__RECORDS FOR THE EXERCISE__:
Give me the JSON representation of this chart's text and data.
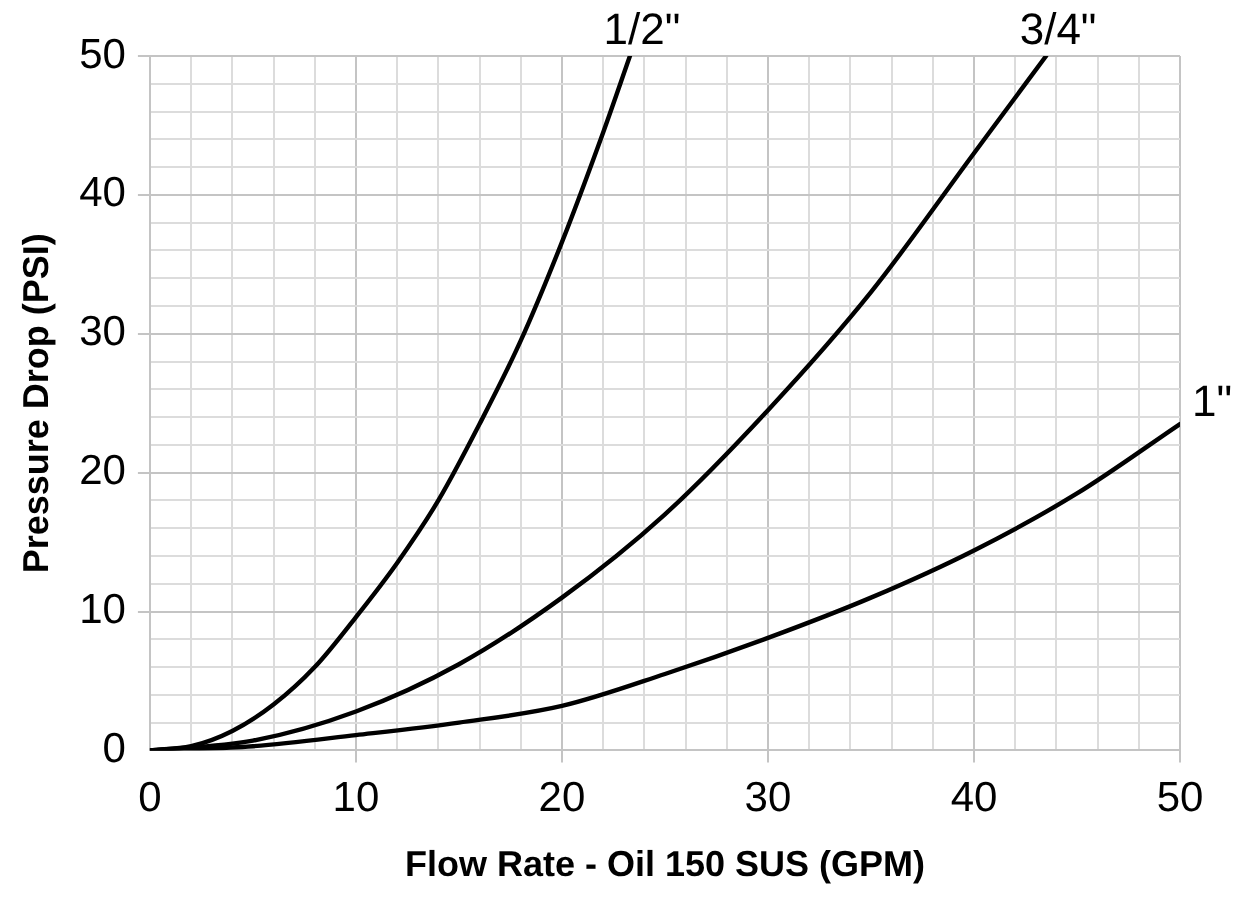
{
  "chart_data": {
    "type": "line",
    "xlabel": "Flow Rate - Oil 150 SUS (GPM)",
    "ylabel": "Pressure Drop (PSI)",
    "series": [
      {
        "name": "1/2\"",
        "color": "#000000",
        "x": [
          0,
          2,
          4,
          6,
          8,
          10,
          12,
          14,
          16,
          18,
          20,
          22,
          23.3
        ],
        "values": [
          0,
          0.3,
          1.4,
          3.3,
          6,
          9.6,
          13.5,
          18,
          23.5,
          29.5,
          36.6,
          44.5,
          50
        ]
      },
      {
        "name": "3/4\"",
        "color": "#000000",
        "x": [
          0,
          5,
          10,
          15,
          20,
          25,
          30,
          35,
          40,
          43.5
        ],
        "values": [
          0,
          0.7,
          2.8,
          6.2,
          11,
          17,
          24.5,
          33,
          43,
          50
        ]
      },
      {
        "name": "1\"",
        "color": "#000000",
        "x": [
          0,
          5,
          10,
          15,
          20,
          25,
          30,
          35,
          40,
          45,
          50
        ],
        "values": [
          0,
          0.3,
          1.1,
          2,
          3.2,
          5.5,
          8.1,
          11,
          14.4,
          18.5,
          23.5
        ]
      }
    ],
    "xlim": [
      0,
      50
    ],
    "ylim": [
      0,
      50
    ],
    "xticks": [
      0,
      {
        "value": 2,
        "label": null
      },
      {
        "value": 4,
        "label": null
      },
      {
        "value": 6,
        "label": null
      },
      {
        "value": 8,
        "label": null
      },
      10,
      {
        "value": 12,
        "label": null
      },
      {
        "value": 14,
        "label": null
      },
      {
        "value": 16,
        "label": null
      },
      {
        "value": 18,
        "label": null
      },
      20,
      {
        "value": 22,
        "label": null
      },
      {
        "value": 24,
        "label": null
      },
      {
        "value": 26,
        "label": null
      },
      {
        "value": 28,
        "label": null
      },
      30,
      {
        "value": 32,
        "label": null
      },
      {
        "value": 34,
        "label": null
      },
      {
        "value": 36,
        "label": null
      },
      {
        "value": 38,
        "label": null
      },
      40,
      {
        "value": 42,
        "label": null
      },
      {
        "value": 44,
        "label": null
      },
      {
        "value": 46,
        "label": null
      },
      {
        "value": 48,
        "label": null
      },
      50
    ],
    "yticks": [
      0,
      {
        "value": 2,
        "label": null
      },
      {
        "value": 4,
        "label": null
      },
      {
        "value": 6,
        "label": null
      },
      {
        "value": 8,
        "label": null
      },
      10,
      {
        "value": 12,
        "label": null
      },
      {
        "value": 14,
        "label": null
      },
      {
        "value": 16,
        "label": null
      },
      {
        "value": 18,
        "label": null
      },
      20,
      {
        "value": 22,
        "label": null
      },
      {
        "value": 24,
        "label": null
      },
      {
        "value": 26,
        "label": null
      },
      {
        "value": 28,
        "label": null
      },
      30,
      {
        "value": 32,
        "label": null
      },
      {
        "value": 34,
        "label": null
      },
      {
        "value": 36,
        "label": null
      },
      {
        "value": 38,
        "label": null
      },
      40,
      {
        "value": 42,
        "label": null
      },
      {
        "value": 44,
        "label": null
      },
      {
        "value": 46,
        "label": null
      },
      {
        "value": 48,
        "label": null
      },
      50
    ],
    "grid": true,
    "legend": false,
    "marker": "none",
    "line_style": "solid"
  }
}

__STATED EXERCISE__: Exactly reproduce the entries above, minus the pictures.

__ANSWER IN FULL__:
Give me the JSON representation of this chart's text and data.
{
  "chart_data": {
    "type": "line",
    "xlabel": "Flow Rate - Oil 150 SUS (GPM)",
    "ylabel": "Pressure Drop (PSI)",
    "series": [
      {
        "name": "1/2\"",
        "color": "#000000",
        "x": [
          0,
          2,
          4,
          6,
          8,
          10,
          12,
          14,
          16,
          18,
          20,
          22,
          23.3
        ],
        "values": [
          0,
          0.3,
          1.4,
          3.3,
          6,
          9.6,
          13.5,
          18,
          23.5,
          29.5,
          36.6,
          44.5,
          50
        ]
      },
      {
        "name": "3/4\"",
        "color": "#000000",
        "x": [
          0,
          5,
          10,
          15,
          20,
          25,
          30,
          35,
          40,
          43.5
        ],
        "values": [
          0,
          0.7,
          2.8,
          6.2,
          11,
          17,
          24.5,
          33,
          43,
          50
        ]
      },
      {
        "name": "1\"",
        "color": "#000000",
        "x": [
          0,
          5,
          10,
          15,
          20,
          25,
          30,
          35,
          40,
          45,
          50
        ],
        "values": [
          0,
          0.3,
          1.1,
          2,
          3.2,
          5.5,
          8.1,
          11,
          14.4,
          18.5,
          23.5
        ]
      }
    ],
    "xlim": [
      0,
      50
    ],
    "ylim": [
      0,
      50
    ],
    "xticks": [
      0,
      {
        "value": 2,
        "label": null
      },
      {
        "value": 4,
        "label": null
      },
      {
        "value": 6,
        "label": null
      },
      {
        "value": 8,
        "label": null
      },
      10,
      {
        "value": 12,
        "label": null
      },
      {
        "value": 14,
        "label": null
      },
      {
        "value": 16,
        "label": null
      },
      {
        "value": 18,
        "label": null
      },
      20,
      {
        "value": 22,
        "label": null
      },
      {
        "value": 24,
        "label": null
      },
      {
        "value": 26,
        "label": null
      },
      {
        "value": 28,
        "label": null
      },
      30,
      {
        "value": 32,
        "label": null
      },
      {
        "value": 34,
        "label": null
      },
      {
        "value": 36,
        "label": null
      },
      {
        "value": 38,
        "label": null
      },
      40,
      {
        "value": 42,
        "label": null
      },
      {
        "value": 44,
        "label": null
      },
      {
        "value": 46,
        "label": null
      },
      {
        "value": 48,
        "label": null
      },
      50
    ],
    "yticks": [
      0,
      {
        "value": 2,
        "label": null
      },
      {
        "value": 4,
        "label": null
      },
      {
        "value": 6,
        "label": null
      },
      {
        "value": 8,
        "label": null
      },
      10,
      {
        "value": 12,
        "label": null
      },
      {
        "value": 14,
        "label": null
      },
      {
        "value": 16,
        "label": null
      },
      {
        "value": 18,
        "label": null
      },
      20,
      {
        "value": 22,
        "label": null
      },
      {
        "value": 24,
        "label": null
      },
      {
        "value": 26,
        "label": null
      },
      {
        "value": 28,
        "label": null
      },
      30,
      {
        "value": 32,
        "label": null
      },
      {
        "value": 34,
        "label": null
      },
      {
        "value": 36,
        "label": null
      },
      {
        "value": 38,
        "label": null
      },
      40,
      {
        "value": 42,
        "label": null
      },
      {
        "value": 44,
        "label": null
      },
      {
        "value": 46,
        "label": null
      },
      {
        "value": 48,
        "label": null
      },
      50
    ],
    "grid": true,
    "legend": false,
    "marker": "none",
    "line_style": "solid"
  }
}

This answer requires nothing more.